*PROBLEM DETAILS:* Return each line of the material verbatim.

*MATERIAL FOR THIS EXERCISE:*
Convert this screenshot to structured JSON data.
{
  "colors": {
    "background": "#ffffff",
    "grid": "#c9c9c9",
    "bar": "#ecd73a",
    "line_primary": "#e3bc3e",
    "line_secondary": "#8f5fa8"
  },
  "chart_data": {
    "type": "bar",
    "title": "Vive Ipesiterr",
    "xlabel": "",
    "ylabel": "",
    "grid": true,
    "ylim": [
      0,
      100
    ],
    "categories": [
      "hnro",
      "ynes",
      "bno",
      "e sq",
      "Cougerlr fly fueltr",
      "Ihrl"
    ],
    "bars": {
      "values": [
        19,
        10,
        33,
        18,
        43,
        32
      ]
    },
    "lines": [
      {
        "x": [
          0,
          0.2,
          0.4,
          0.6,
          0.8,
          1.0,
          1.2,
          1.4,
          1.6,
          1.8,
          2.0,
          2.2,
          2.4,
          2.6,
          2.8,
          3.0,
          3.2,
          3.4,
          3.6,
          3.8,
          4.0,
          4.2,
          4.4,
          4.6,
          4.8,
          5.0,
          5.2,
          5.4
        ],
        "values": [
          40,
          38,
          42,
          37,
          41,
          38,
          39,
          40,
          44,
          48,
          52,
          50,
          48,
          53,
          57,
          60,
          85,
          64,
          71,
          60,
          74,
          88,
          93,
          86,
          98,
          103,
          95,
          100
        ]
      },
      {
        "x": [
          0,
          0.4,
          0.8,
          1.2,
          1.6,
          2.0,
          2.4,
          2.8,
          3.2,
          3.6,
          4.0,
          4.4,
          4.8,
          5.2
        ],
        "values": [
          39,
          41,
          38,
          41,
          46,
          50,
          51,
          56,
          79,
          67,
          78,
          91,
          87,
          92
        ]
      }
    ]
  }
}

*REPLY TO THE TASK:*
Convert this screenshot to structured JSON data.
{
  "colors": {
    "background": "#ffffff",
    "grid": "#c9c9c9",
    "bar": "#ecd73a",
    "line_primary": "#e3bc3e",
    "line_secondary": "#8f5fa8"
  },
  "chart_data": {
    "type": "bar",
    "title": "Vive Ipesiterr",
    "xlabel": "",
    "ylabel": "",
    "grid": true,
    "ylim": [
      0,
      100
    ],
    "categories": [
      "hnro",
      "ynes",
      "bno",
      "e sq",
      "Cougerlr fly fueltr",
      "Ihrl"
    ],
    "bars": {
      "values": [
        19,
        10,
        33,
        18,
        43,
        32
      ]
    },
    "lines": [
      {
        "x": [
          0,
          0.2,
          0.4,
          0.6,
          0.8,
          1.0,
          1.2,
          1.4,
          1.6,
          1.8,
          2.0,
          2.2,
          2.4,
          2.6,
          2.8,
          3.0,
          3.2,
          3.4,
          3.6,
          3.8,
          4.0,
          4.2,
          4.4,
          4.6,
          4.8,
          5.0,
          5.2,
          5.4
        ],
        "values": [
          40,
          38,
          42,
          37,
          41,
          38,
          39,
          40,
          44,
          48,
          52,
          50,
          48,
          53,
          57,
          60,
          85,
          64,
          71,
          60,
          74,
          88,
          93,
          86,
          98,
          103,
          95,
          100
        ]
      },
      {
        "x": [
          0,
          0.4,
          0.8,
          1.2,
          1.6,
          2.0,
          2.4,
          2.8,
          3.2,
          3.6,
          4.0,
          4.4,
          4.8,
          5.2
        ],
        "values": [
          39,
          41,
          38,
          41,
          46,
          50,
          51,
          56,
          79,
          67,
          78,
          91,
          87,
          92
        ]
      }
    ]
  }
}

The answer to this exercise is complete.